* DIRECTIVE:
Copy every entry precisely.

>>>

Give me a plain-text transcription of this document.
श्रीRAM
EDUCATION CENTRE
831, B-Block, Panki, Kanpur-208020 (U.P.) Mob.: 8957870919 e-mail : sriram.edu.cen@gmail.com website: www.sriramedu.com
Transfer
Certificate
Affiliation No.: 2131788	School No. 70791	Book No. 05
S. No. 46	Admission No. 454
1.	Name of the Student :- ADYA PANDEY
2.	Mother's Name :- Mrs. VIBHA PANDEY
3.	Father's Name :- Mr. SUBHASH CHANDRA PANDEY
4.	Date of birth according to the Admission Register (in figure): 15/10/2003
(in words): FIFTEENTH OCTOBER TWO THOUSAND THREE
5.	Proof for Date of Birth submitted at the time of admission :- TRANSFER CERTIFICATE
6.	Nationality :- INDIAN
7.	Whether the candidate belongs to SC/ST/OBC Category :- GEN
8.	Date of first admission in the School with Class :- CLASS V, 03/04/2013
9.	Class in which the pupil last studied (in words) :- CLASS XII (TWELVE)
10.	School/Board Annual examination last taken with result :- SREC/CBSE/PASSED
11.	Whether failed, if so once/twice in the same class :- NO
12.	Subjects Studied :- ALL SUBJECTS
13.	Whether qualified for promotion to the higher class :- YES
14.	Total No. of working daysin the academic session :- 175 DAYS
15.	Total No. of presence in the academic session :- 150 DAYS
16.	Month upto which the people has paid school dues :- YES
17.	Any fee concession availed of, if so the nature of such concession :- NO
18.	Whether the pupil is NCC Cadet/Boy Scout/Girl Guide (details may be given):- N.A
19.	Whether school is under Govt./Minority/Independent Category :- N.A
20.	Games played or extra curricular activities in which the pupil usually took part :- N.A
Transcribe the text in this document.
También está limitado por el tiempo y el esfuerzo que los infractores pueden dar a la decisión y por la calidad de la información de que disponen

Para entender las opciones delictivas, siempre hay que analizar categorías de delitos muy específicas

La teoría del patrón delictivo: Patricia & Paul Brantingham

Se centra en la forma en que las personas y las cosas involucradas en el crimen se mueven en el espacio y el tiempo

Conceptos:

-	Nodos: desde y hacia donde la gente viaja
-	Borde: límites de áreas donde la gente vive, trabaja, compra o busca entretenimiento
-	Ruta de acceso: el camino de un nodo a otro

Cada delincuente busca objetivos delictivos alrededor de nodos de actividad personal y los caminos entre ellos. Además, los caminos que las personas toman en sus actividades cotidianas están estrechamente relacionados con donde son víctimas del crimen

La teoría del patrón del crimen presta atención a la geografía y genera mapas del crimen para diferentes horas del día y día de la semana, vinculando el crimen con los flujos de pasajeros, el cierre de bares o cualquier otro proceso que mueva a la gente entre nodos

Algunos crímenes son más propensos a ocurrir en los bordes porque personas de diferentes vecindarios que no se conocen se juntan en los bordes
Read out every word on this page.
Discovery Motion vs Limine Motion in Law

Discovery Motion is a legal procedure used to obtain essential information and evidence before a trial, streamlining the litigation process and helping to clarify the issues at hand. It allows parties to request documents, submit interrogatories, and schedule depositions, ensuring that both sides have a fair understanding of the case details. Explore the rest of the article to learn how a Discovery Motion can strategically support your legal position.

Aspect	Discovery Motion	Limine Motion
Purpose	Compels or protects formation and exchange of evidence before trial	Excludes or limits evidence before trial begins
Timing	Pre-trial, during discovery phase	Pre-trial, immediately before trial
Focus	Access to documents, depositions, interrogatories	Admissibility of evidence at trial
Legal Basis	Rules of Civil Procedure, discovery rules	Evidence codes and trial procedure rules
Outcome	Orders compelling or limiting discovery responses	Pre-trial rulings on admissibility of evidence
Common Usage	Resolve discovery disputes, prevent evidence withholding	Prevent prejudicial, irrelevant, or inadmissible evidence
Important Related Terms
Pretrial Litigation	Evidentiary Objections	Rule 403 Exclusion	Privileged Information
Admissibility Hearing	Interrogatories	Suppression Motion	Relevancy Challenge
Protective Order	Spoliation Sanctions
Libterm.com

<<<

* OUTPUT:
Give me a plain-text transcription of this document.
श्रीRAM
EDUCATION CENTRE
831, B-Block, Panki, Kanpur-208020 (U.P.) Mob.: 8957870919 e-mail : sriram.edu.cen@gmail.com website: www.sriramedu.com
Transfer
Certificate
Affiliation No.: 2131788	School No. 70791	Book No. 05
S. No. 46	Admission No. 454
1.	Name of the Student :- ADYA PANDEY
2.	Mother's Name :- Mrs. VIBHA PANDEY
3.	Father's Name :- Mr. SUBHASH CHANDRA PANDEY
4.	Date of birth according to the Admission Register (in figure): 15/10/2003
(in words): FIFTEENTH OCTOBER TWO THOUSAND THREE
5.	Proof for Date of Birth submitted at the time of admission :- TRANSFER CERTIFICATE
6.	Nationality :- INDIAN
7.	Whether the candidate belongs to SC/ST/OBC Category :- GEN
8.	Date of first admission in the School with Class :- CLASS V, 03/04/2013
9.	Class in which the pupil last studied (in words) :- CLASS XII (TWELVE)
10.	School/Board Annual examination last taken with result :- SREC/CBSE/PASSED
11.	Whether failed, if so once/twice in the same class :- NO
12.	Subjects Studied :- ALL SUBJECTS
13.	Whether qualified for promotion to the higher class :- YES
14.	Total No. of working daysin the academic session :- 175 DAYS
15.	Total No. of presence in the academic session :- 150 DAYS
16.	Month upto which the people has paid school dues :- YES
17.	Any fee concession availed of, if so the nature of such concession :- NO
18.	Whether the pupil is NCC Cadet/Boy Scout/Girl Guide (details may be given):- N.A
19.	Whether school is under Govt./Minority/Independent Category :- N.A
20.	Games played or extra curricular activities in which the pupil usually took part :- N.A
Transcribe the text in this document.
También está limitado por el tiempo y el esfuerzo que los infractores pueden dar a la decisión y por la calidad de la información de que disponen

Para entender las opciones delictivas, siempre hay que analizar categorías de delitos muy específicas

La teoría del patrón delictivo: Patricia & Paul Brantingham

Se centra en la forma en que las personas y las cosas involucradas en el crimen se mueven en el espacio y el tiempo

Conceptos:

-	Nodos: desde y hacia donde la gente viaja
-	Borde: límites de áreas donde la gente vive, trabaja, compra o busca entretenimiento
-	Ruta de acceso: el camino de un nodo a otro

Cada delincuente busca objetivos delictivos alrededor de nodos de actividad personal y los caminos entre ellos. Además, los caminos que las personas toman en sus actividades cotidianas están estrechamente relacionados con donde son víctimas del crimen

La teoría del patrón del crimen presta atención a la geografía y genera mapas del crimen para diferentes horas del día y día de la semana, vinculando el crimen con los flujos de pasajeros, el cierre de bares o cualquier otro proceso que mueva a la gente entre nodos

Algunos crímenes son más propensos a ocurrir en los bordes porque personas de diferentes vecindarios que no se conocen se juntan en los bordes
Read out every word on this page.
Discovery Motion vs Limine Motion in Law

Discovery Motion is a legal procedure used to obtain essential information and evidence before a trial, streamlining the litigation process and helping to clarify the issues at hand. It allows parties to request documents, submit interrogatories, and schedule depositions, ensuring that both sides have a fair understanding of the case details. Explore the rest of the article to learn how a Discovery Motion can strategically support your legal position.

Aspect	Discovery Motion	Limine Motion
Purpose	Compels or protects formation and exchange of evidence before trial	Excludes or limits evidence before trial begins
Timing	Pre-trial, during discovery phase	Pre-trial, immediately before trial
Focus	Access to documents, depositions, interrogatories	Admissibility of evidence at trial
Legal Basis	Rules of Civil Procedure, discovery rules	Evidence codes and trial procedure rules
Outcome	Orders compelling or limiting discovery responses	Pre-trial rulings on admissibility of evidence
Common Usage	Resolve discovery disputes, prevent evidence withholding	Prevent prejudicial, irrelevant, or inadmissible evidence
Important Related Terms
Pretrial Litigation	Evidentiary Objections	Rule 403 Exclusion	Privileged Information
Admissibility Hearing	Interrogatories	Suppression Motion	Relevancy Challenge
Protective Order	Spoliation Sanctions
Libterm.com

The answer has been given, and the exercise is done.